--- BEGIN ENTRIES SUPPLIED ---

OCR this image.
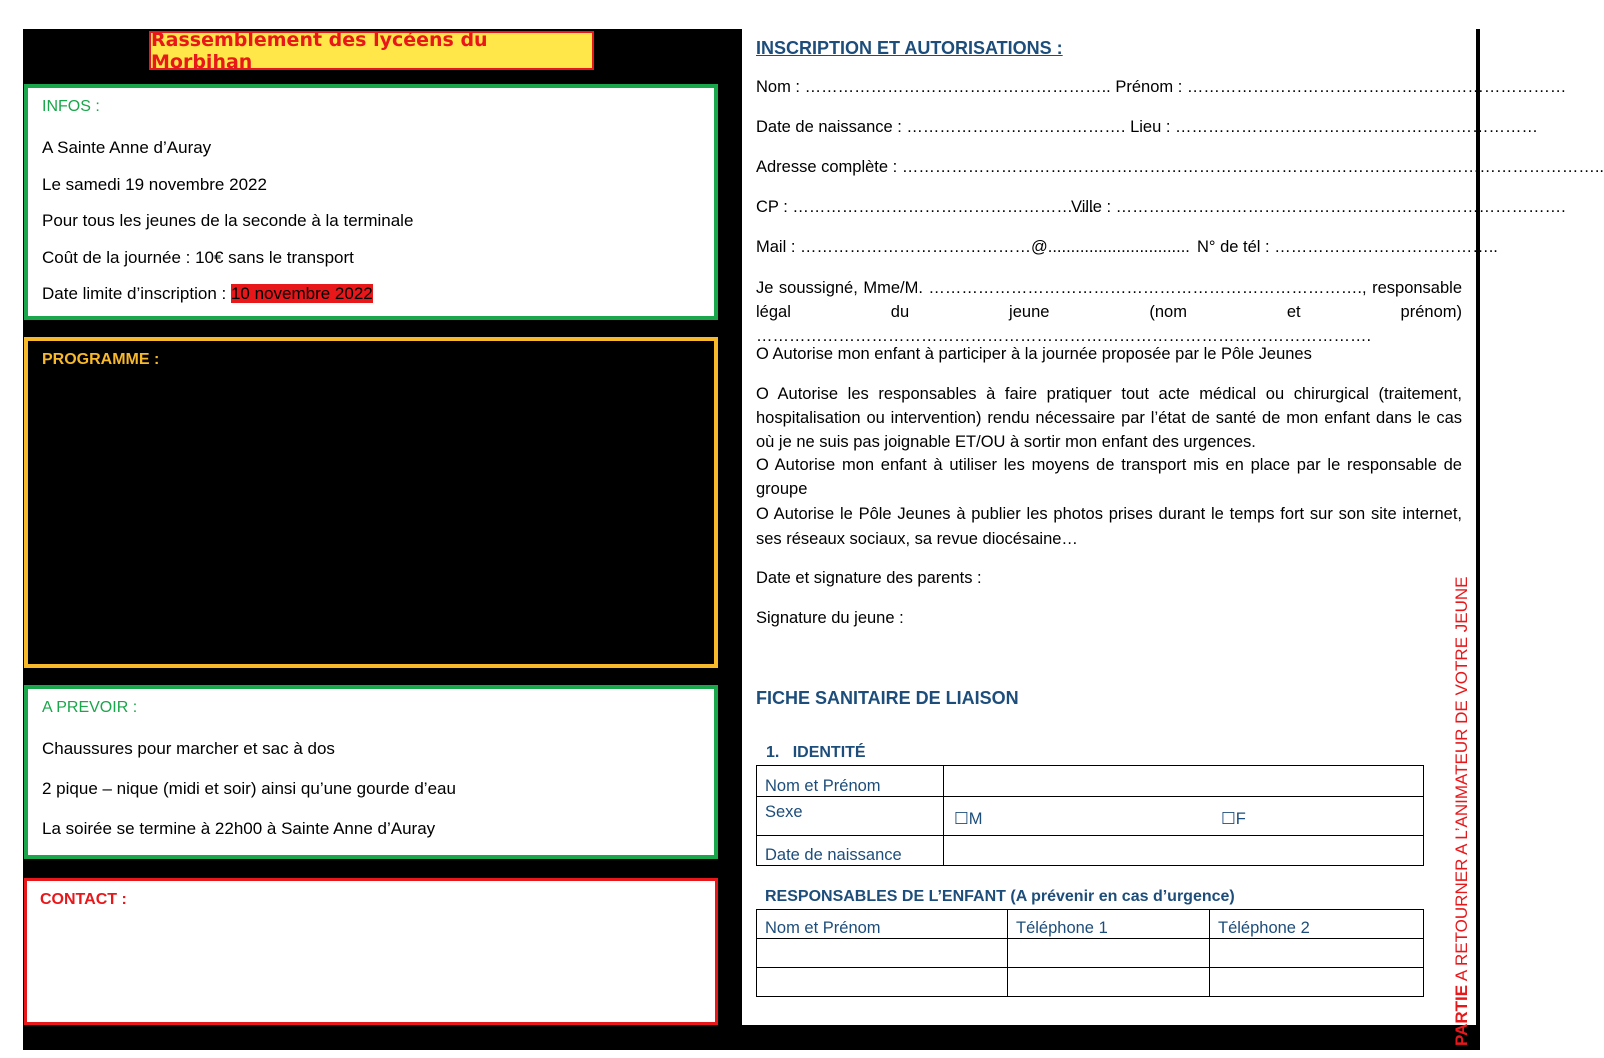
Rassemblement des lycéens du Morbihan
INFOS :
A Sainte Anne d’Auray
Le samedi 19 novembre 2022
Pour tous les jeunes de la seconde à la terminale
Coût de la journée : 10€ sans le transport
Date limite d’inscription : 10 novembre 2022
PROGRAMME :
A PREVOIR :
Chaussures pour marcher et sac à dos
2 pique – nique (midi et soir) ainsi qu’une gourde d’eau
La soirée se termine à 22h00 à Sainte Anne d’Auray
CONTACT :
INSCRIPTION ET AUTORISATIONS :
Nom : ……………………………………………….. Prénom : ……………………………………………………………
Date de naissance : …………………………………. Lieu : …………………………………………………………
Adresse complète : ………………………………………………………………………………………………………………..
CP : ……………………………………………….
Ville : ……………………………………………………………………….
Mail : ……………………………………@............................... N° de tél : …………………………………..
Je soussigné, Mme/M. ……………………………………………………………………., responsable légal du jeune (nom et prénom) ………………………………………………………………………………………………….
O Autorise mon enfant à participer à la journée proposée par le Pôle Jeunes
O Autorise les responsables à faire pratiquer tout acte médical ou chirurgical (traitement, hospitalisation ou intervention) rendu nécessaire par l’état de santé de mon enfant dans le cas où je ne suis pas joignable ET/OU à sortir mon enfant des urgences.
O Autorise mon enfant à utiliser les moyens de transport mis en place par le responsable de groupe
O Autorise le Pôle Jeunes à publier les photos prises durant le temps fort sur son site internet, ses réseaux sociaux, sa revue diocésaine…
Date et signature des parents :
Signature du jeune :
FICHE SANITAIRE DE LIAISON
1. IDENTITÉ
Nom et Prénom	
Sexe	☐M ☐F

Date de naissance	
RESPONSABLES DE L’ENFANT (A prévenir en cas d’urgence)
Nom et Prénom	Téléphone 1	Téléphone 2

PARTIE A RETOURNER A L’ANIMATEUR DE VOTRE JEUNE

--- END ENTRIES SUPPLIED ---

- [REQUIREMENTS]
Using the material above, set down every line exactly, but skip the pictures.

- [FINISHED EXERCISE]
OCR this image.
Rassemblement des lycéens du Morbihan
INFOS :
A Sainte Anne d’Auray
Le samedi 19 novembre 2022
Pour tous les jeunes de la seconde à la terminale
Coût de la journée : 10€ sans le transport
Date limite d’inscription : 10 novembre 2022
PROGRAMME :
A PREVOIR :
Chaussures pour marcher et sac à dos
2 pique – nique (midi et soir) ainsi qu’une gourde d’eau
La soirée se termine à 22h00 à Sainte Anne d’Auray
CONTACT :
INSCRIPTION ET AUTORISATIONS :
Nom : ……………………………………………….. Prénom : ……………………………………………………………
Date de naissance : …………………………………. Lieu : …………………………………………………………
Adresse complète : ………………………………………………………………………………………………………………..
CP : ……………………………………………….
Ville : ……………………………………………………………………….
Mail : ……………………………………@............................... N° de tél : …………………………………..
Je soussigné, Mme/M. ……………………………………………………………………., responsable légal du jeune (nom et prénom) ………………………………………………………………………………………………….
O Autorise mon enfant à participer à la journée proposée par le Pôle Jeunes
O Autorise les responsables à faire pratiquer tout acte médical ou chirurgical (traitement, hospitalisation ou intervention) rendu nécessaire par l’état de santé de mon enfant dans le cas où je ne suis pas joignable ET/OU à sortir mon enfant des urgences.
O Autorise mon enfant à utiliser les moyens de transport mis en place par le responsable de groupe
O Autorise le Pôle Jeunes à publier les photos prises durant le temps fort sur son site internet, ses réseaux sociaux, sa revue diocésaine…
Date et signature des parents :
Signature du jeune :
FICHE SANITAIRE DE LIAISON
1. IDENTITÉ
Nom et Prénom	
Sexe	☐M ☐F

Date de naissance	
RESPONSABLES DE L’ENFANT (A prévenir en cas d’urgence)
Nom et Prénom	Téléphone 1	Téléphone 2

PARTIE A RETOURNER A L’ANIMATEUR DE VOTRE JEUNE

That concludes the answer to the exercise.